▸ **GIVEN TASK**:
Identify each line below containing the string "category" and copy it.

▸ **DATA ROWS**:
########
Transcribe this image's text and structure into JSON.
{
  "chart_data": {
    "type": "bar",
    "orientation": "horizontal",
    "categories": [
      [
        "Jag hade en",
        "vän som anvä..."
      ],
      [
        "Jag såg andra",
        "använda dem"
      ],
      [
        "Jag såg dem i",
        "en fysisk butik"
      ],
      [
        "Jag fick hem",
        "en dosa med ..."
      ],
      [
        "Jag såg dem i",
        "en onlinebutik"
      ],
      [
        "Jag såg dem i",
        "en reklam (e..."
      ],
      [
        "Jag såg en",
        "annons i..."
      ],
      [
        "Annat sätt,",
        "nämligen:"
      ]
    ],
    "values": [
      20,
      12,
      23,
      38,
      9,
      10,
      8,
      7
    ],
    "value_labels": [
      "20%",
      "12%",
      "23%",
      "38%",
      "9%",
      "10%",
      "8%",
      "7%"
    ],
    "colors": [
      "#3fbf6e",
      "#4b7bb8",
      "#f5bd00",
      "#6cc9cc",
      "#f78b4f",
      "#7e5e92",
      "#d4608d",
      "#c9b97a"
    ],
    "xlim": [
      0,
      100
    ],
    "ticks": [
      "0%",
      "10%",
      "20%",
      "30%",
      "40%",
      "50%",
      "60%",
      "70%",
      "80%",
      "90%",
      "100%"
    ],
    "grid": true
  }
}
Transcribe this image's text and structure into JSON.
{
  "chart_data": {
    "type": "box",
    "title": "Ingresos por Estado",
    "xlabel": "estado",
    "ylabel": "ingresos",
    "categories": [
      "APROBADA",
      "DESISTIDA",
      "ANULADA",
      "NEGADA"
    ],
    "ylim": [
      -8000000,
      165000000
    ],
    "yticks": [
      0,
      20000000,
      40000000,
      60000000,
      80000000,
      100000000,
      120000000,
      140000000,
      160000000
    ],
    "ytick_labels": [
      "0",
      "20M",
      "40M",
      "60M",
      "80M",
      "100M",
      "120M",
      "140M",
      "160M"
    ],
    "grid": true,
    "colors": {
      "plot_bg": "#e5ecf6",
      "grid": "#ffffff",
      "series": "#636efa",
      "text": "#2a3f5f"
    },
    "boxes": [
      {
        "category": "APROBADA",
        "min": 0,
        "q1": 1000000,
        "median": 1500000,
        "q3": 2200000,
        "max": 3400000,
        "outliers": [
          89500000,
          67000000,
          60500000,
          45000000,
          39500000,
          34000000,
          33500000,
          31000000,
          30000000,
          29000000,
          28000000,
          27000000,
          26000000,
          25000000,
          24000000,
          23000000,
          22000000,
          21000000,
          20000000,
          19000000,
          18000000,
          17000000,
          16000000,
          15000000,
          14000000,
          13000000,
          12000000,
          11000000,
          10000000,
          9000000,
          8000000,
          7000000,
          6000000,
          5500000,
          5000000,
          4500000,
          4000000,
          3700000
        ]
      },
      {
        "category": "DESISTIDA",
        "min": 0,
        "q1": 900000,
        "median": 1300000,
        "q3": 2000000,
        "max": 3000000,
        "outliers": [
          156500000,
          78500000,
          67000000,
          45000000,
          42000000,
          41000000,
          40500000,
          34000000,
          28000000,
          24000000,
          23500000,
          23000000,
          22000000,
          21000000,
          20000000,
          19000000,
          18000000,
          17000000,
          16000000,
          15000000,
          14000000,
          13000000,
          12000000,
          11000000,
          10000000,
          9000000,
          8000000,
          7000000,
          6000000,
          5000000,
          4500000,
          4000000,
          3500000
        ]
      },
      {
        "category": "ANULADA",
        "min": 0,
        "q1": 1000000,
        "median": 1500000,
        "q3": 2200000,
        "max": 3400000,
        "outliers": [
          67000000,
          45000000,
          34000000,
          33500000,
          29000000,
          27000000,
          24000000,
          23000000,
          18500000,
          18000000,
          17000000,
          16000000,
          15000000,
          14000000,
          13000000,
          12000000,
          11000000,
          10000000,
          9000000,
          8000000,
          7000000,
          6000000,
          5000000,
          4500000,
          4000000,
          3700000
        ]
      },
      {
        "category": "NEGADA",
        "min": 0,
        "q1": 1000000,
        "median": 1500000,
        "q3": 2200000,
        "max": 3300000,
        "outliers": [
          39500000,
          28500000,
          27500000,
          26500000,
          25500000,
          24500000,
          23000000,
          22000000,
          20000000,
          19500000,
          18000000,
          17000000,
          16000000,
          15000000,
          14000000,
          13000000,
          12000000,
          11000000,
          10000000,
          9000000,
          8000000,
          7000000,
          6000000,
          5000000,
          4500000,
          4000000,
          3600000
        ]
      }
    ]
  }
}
########
▸ **REPLY TO THE TASK**:
        "category": "APROBADA",
        "category": "DESISTIDA",
        "category": "ANULADA",
        "category": "NEGADA",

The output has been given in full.